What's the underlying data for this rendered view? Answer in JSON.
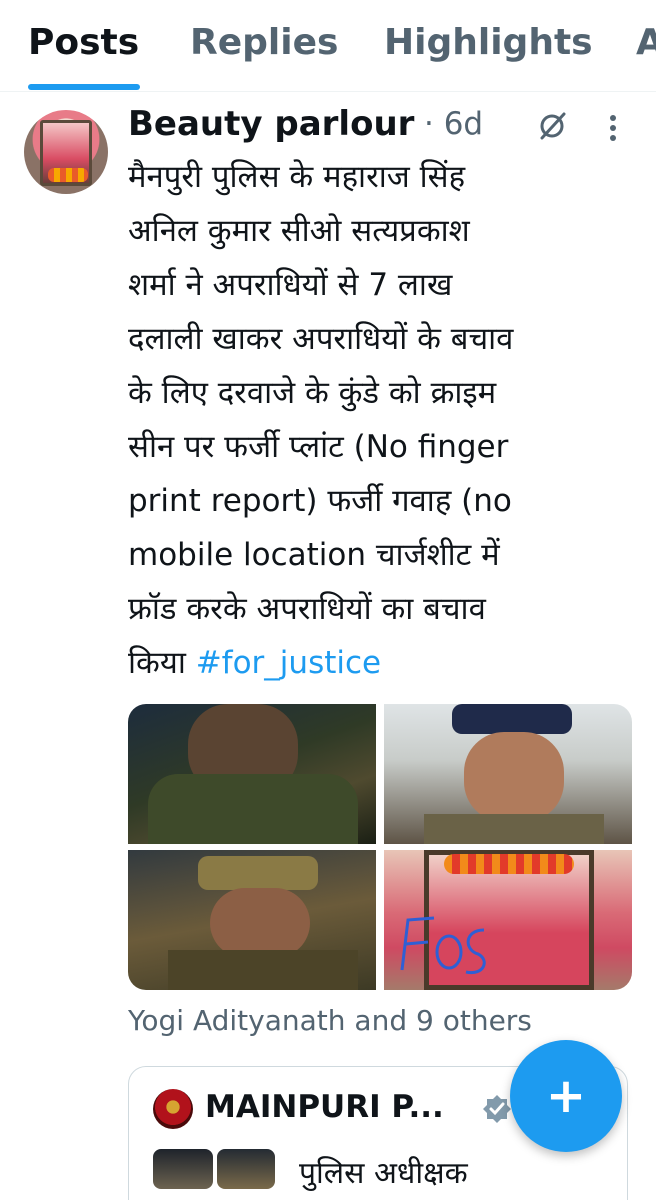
{
  "tabs": [
    {
      "label": "Posts",
      "active": true
    },
    {
      "label": "Replies",
      "active": false
    },
    {
      "label": "Highlights",
      "active": false
    },
    {
      "label": "A",
      "active": false
    }
  ],
  "post": {
    "author": "Beauty parlour",
    "time": "· 6d",
    "icons": [
      "grok-icon",
      "more-vertical-icon"
    ],
    "text_lines": [
      "मैनपुरी पुलिस के महाराज सिंह",
      "अनिल कुमार सीओ सत्यप्रकाश",
      "शर्मा ने अपराधियों से 7 लाख",
      "दलाली खाकर अपराधियों के बचाव",
      "के लिए दरवाजे के कुंडे को क्राइम",
      "सीन पर फर्जी प्लांट (No finger",
      "print report) फर्जी गवाह (no",
      "mobile location चार्जशीट में",
      "फ्रॉड करके अपराधियों का बचाव"
    ],
    "last_line_prefix": "किया ",
    "hashtag": "#for_justice",
    "likes_text": "Yogi Adityanath and 9 others"
  },
  "quote": {
    "name": "MAINPURI P...",
    "text": "पुलिस अधीक्षक"
  },
  "fab": {
    "label": "+"
  },
  "colors": {
    "accent": "#1d9bf0",
    "text": "#0f1419",
    "muted": "#536471"
  }
}
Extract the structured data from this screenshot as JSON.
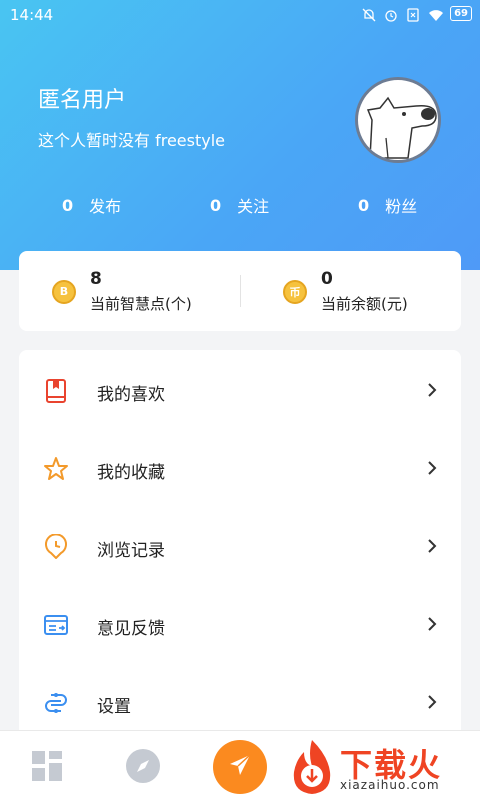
{
  "status_bar": {
    "time": "14:44",
    "battery": "69",
    "icons": [
      "mute-bell-icon",
      "alarm-icon",
      "sim-icon",
      "wifi-icon",
      "battery-icon"
    ]
  },
  "profile": {
    "name": "匿名用户",
    "bio": "这个人暂时没有 freestyle"
  },
  "stats": [
    {
      "value": "0",
      "label": "发布"
    },
    {
      "value": "0",
      "label": "关注"
    },
    {
      "value": "0",
      "label": "粉丝"
    }
  ],
  "wallet": [
    {
      "value": "8",
      "label": "当前智慧点(个)",
      "coin_symbol": "B"
    },
    {
      "value": "0",
      "label": "当前余额(元)",
      "coin_symbol": "币"
    }
  ],
  "menu": [
    {
      "label": "我的喜欢",
      "icon": "book-icon",
      "color": "#e9442f"
    },
    {
      "label": "我的收藏",
      "icon": "star-icon",
      "color": "#f39a2b"
    },
    {
      "label": "浏览记录",
      "icon": "clock-pin-icon",
      "color": "#f39a2b"
    },
    {
      "label": "意见反馈",
      "icon": "feedback-icon",
      "color": "#3b8ff0"
    },
    {
      "label": "设置",
      "icon": "settings-icon",
      "color": "#3b8ff0"
    }
  ],
  "tabbar": {
    "items": [
      "grid-icon",
      "compass-icon",
      "send-icon"
    ]
  },
  "logo": {
    "text": "下载火",
    "url": "xiazaihuo.com"
  },
  "colors": {
    "header_start": "#49c5f2",
    "header_end": "#4f9af7",
    "accent": "#fb8a1f",
    "background": "#f3f4f6"
  }
}
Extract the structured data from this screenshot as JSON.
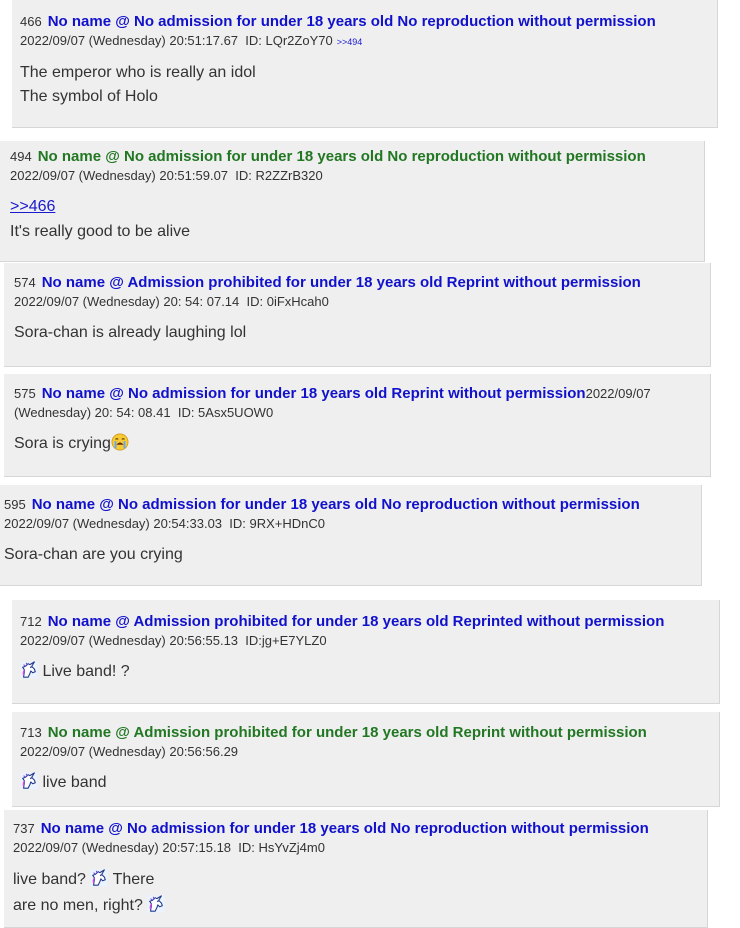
{
  "posts": [
    {
      "num": "466",
      "name": "No name @ No admission for under 18 years old No reproduction without permission",
      "date": "2022/09/07 (Wednesday) 20:51:17.67",
      "id": "ID: LQr2ZoY70",
      "reply": ">>494",
      "lines": [
        "The emperor who is really an idol",
        "The symbol of Holo"
      ]
    },
    {
      "num": "494",
      "name": "No name @ No admission for under 18 years old No reproduction without permission",
      "date": "2022/09/07 (Wednesday) 20:51:59.07",
      "id": "ID: R2ZZrB320",
      "anchor": ">>466",
      "lines": [
        "It's really good to be alive"
      ]
    },
    {
      "num": "574",
      "name": "No name @ Admission prohibited for under 18 years old Reprint without permission",
      "date": "2022/09/07 (Wednesday) 20: 54: 07.14",
      "id": "ID: 0iFxHcah0",
      "lines": [
        "Sora-chan is already laughing lol"
      ]
    },
    {
      "num": "575",
      "name": "No name @ No admission for under 18 years old Reprint without permission",
      "date_part1": "2022/09/07",
      "date_part2": "(Wednesday) 20: 54: 08.41",
      "id": "ID: 5Asx5UOW0",
      "lines": [
        "Sora is crying"
      ]
    },
    {
      "num": "595",
      "name": "No name @ No admission for under 18 years old No reproduction without permission",
      "date": "2022/09/07 (Wednesday) 20:54:33.03",
      "id": "ID: 9RX+HDnC0",
      "lines": [
        "Sora-chan are you crying"
      ]
    },
    {
      "num": "712",
      "name": "No name @ Admission prohibited for under 18 years old Reprinted without permission",
      "date": "2022/09/07 (Wednesday) 20:56:55.13",
      "id": "ID:jg+E7YLZ0",
      "lines": [
        "Live band! ?"
      ]
    },
    {
      "num": "713",
      "name": "No name @ Admission prohibited for under 18 years old Reprint without permission",
      "date": "2022/09/07 (Wednesday) 20:56:56.29",
      "lines": [
        "live band"
      ]
    },
    {
      "num": "737",
      "name": "No name @ No admission for under 18 years old No reproduction without permission",
      "date": "2022/09/07 (Wednesday) 20:57:15.18",
      "id": "ID: HsYvZj4m0",
      "line1a": "live band?",
      "line1b": "There",
      "line2": "are no men, right?"
    }
  ],
  "colors": {
    "name_blue": "#1111cc",
    "name_green": "#227722",
    "post_bg": "#efeff0"
  },
  "icons": [
    "unicorn-emoji-icon",
    "crying-face-emoji-icon"
  ]
}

+ + + + +

◆ **What you need to do**:
Verbatim reproduction of every record is required; images are left out.

◆ **Full answer**:
What's the underlying data for this rendered view? Answer in JSON.
{
  "tabs": [
    {
      "label": "Posts",
      "active": true
    },
    {
      "label": "Replies",
      "active": false
    },
    {
      "label": "Highlights",
      "active": false
    },
    {
      "label": "A",
      "active": false
    }
  ],
  "post": {
    "author": "Beauty parlour",
    "time": "· 6d",
    "icons": [
      "grok-icon",
      "more-vertical-icon"
    ],
    "text_lines": [
      "मैनपुरी पुलिस के महाराज सिंह",
      "अनिल कुमार सीओ सत्यप्रकाश",
      "शर्मा ने अपराधियों से 7 लाख",
      "दलाली खाकर अपराधियों के बचाव",
      "के लिए दरवाजे के कुंडे को क्राइम",
      "सीन पर फर्जी प्लांट (No finger",
      "print report) फर्जी गवाह (no",
      "mobile location चार्जशीट में",
      "फ्रॉड करके अपराधियों का बचाव"
    ],
    "last_line_prefix": "किया ",
    "hashtag": "#for_justice",
    "likes_text": "Yogi Adityanath and 9 others"
  },
  "quote": {
    "name": "MAINPURI P...",
    "text": "पुलिस अधीक्षक"
  },
  "fab": {
    "label": "+"
  },
  "colors": {
    "accent": "#1d9bf0",
    "text": "#0f1419",
    "muted": "#536471"
  }
}
Extract the structured data from this screenshot as JSON.
{
  "status_bar": {
    "time": "14:44",
    "battery": "69",
    "icons": [
      "mute-bell-icon",
      "alarm-icon",
      "sim-icon",
      "wifi-icon",
      "battery-icon"
    ]
  },
  "profile": {
    "name": "匿名用户",
    "bio": "这个人暂时没有 freestyle"
  },
  "stats": [
    {
      "value": "0",
      "label": "发布"
    },
    {
      "value": "0",
      "label": "关注"
    },
    {
      "value": "0",
      "label": "粉丝"
    }
  ],
  "wallet": [
    {
      "value": "8",
      "label": "当前智慧点(个)",
      "coin_symbol": "B"
    },
    {
      "value": "0",
      "label": "当前余额(元)",
      "coin_symbol": "币"
    }
  ],
  "menu": [
    {
      "label": "我的喜欢",
      "icon": "book-icon",
      "color": "#e9442f"
    },
    {
      "label": "我的收藏",
      "icon": "star-icon",
      "color": "#f39a2b"
    },
    {
      "label": "浏览记录",
      "icon": "clock-pin-icon",
      "color": "#f39a2b"
    },
    {
      "label": "意见反馈",
      "icon": "feedback-icon",
      "color": "#3b8ff0"
    },
    {
      "label": "设置",
      "icon": "settings-icon",
      "color": "#3b8ff0"
    }
  ],
  "tabbar": {
    "items": [
      "grid-icon",
      "compass-icon",
      "send-icon"
    ]
  },
  "logo": {
    "text": "下载火",
    "url": "xiazaihuo.com"
  },
  "colors": {
    "header_start": "#49c5f2",
    "header_end": "#4f9af7",
    "accent": "#fb8a1f",
    "background": "#f3f4f6"
  }
}
Extract the structured data from this screenshot as JSON.
{
  "posts": [
    {
      "num": "466",
      "name": "No name @ No admission for under 18 years old No reproduction without permission",
      "date": "2022/09/07 (Wednesday) 20:51:17.67",
      "id": "ID: LQr2ZoY70",
      "reply": ">>494",
      "lines": [
        "The emperor who is really an idol",
        "The symbol of Holo"
      ]
    },
    {
      "num": "494",
      "name": "No name @ No admission for under 18 years old No reproduction without permission",
      "date": "2022/09/07 (Wednesday) 20:51:59.07",
      "id": "ID: R2ZZrB320",
      "anchor": ">>466",
      "lines": [
        "It's really good to be alive"
      ]
    },
    {
      "num": "574",
      "name": "No name @ Admission prohibited for under 18 years old Reprint without permission",
      "date": "2022/09/07 (Wednesday) 20: 54: 07.14",
      "id": "ID: 0iFxHcah0",
      "lines": [
        "Sora-chan is already laughing lol"
      ]
    },
    {
      "num": "575",
      "name": "No name @ No admission for under 18 years old Reprint without permission",
      "date_part1": "2022/09/07",
      "date_part2": "(Wednesday) 20: 54: 08.41",
      "id": "ID: 5Asx5UOW0",
      "lines": [
        "Sora is crying"
      ]
    },
    {
      "num": "595",
      "name": "No name @ No admission for under 18 years old No reproduction without permission",
      "date": "2022/09/07 (Wednesday) 20:54:33.03",
      "id": "ID: 9RX+HDnC0",
      "lines": [
        "Sora-chan are you crying"
      ]
    },
    {
      "num": "712",
      "name": "No name @ Admission prohibited for under 18 years old Reprinted without permission",
      "date": "2022/09/07 (Wednesday) 20:56:55.13",
      "id": "ID:jg+E7YLZ0",
      "lines": [
        "Live band! ?"
      ]
    },
    {
      "num": "713",
      "name": "No name @ Admission prohibited for under 18 years old Reprint without permission",
      "date": "2022/09/07 (Wednesday) 20:56:56.29",
      "lines": [
        "live band"
      ]
    },
    {
      "num": "737",
      "name": "No name @ No admission for under 18 years old No reproduction without permission",
      "date": "2022/09/07 (Wednesday) 20:57:15.18",
      "id": "ID: HsYvZj4m0",
      "line1a": "live band?",
      "line1b": "There",
      "line2": "are no men, right?"
    }
  ],
  "colors": {
    "name_blue": "#1111cc",
    "name_green": "#227722",
    "post_bg": "#efeff0"
  },
  "icons": [
    "unicorn-emoji-icon",
    "crying-face-emoji-icon"
  ]
}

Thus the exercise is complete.